Copy every line of the listing that holds the string "color".

+++ TASK INPUTS

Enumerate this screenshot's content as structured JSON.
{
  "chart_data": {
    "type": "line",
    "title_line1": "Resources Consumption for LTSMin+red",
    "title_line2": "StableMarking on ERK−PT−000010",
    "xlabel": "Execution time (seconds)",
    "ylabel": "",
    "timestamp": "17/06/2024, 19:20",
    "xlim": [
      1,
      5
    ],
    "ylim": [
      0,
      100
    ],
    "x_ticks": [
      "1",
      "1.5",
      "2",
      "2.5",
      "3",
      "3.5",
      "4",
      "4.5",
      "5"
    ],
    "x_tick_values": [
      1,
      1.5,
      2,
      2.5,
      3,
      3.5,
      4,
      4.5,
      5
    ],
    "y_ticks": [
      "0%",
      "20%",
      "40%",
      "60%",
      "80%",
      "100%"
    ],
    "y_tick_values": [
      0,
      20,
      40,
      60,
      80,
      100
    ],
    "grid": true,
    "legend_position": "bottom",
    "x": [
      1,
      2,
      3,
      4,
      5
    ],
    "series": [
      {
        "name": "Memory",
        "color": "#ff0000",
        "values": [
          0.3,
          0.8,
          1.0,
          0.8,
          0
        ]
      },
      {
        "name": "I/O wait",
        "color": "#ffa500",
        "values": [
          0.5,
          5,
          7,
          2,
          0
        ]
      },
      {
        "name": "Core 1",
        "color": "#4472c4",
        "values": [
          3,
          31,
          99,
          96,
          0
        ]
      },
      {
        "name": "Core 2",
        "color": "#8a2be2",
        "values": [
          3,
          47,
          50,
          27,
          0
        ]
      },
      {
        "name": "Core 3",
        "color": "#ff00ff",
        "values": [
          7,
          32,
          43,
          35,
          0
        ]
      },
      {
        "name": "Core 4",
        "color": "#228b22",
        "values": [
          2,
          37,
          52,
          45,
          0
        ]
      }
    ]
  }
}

++++++

CORRECT RESULT
        "color": "#ff0000",
        "color": "#ffa500",
        "color": "#4472c4",
        "color": "#8a2be2",
        "color": "#ff00ff",
        "color": "#228b22",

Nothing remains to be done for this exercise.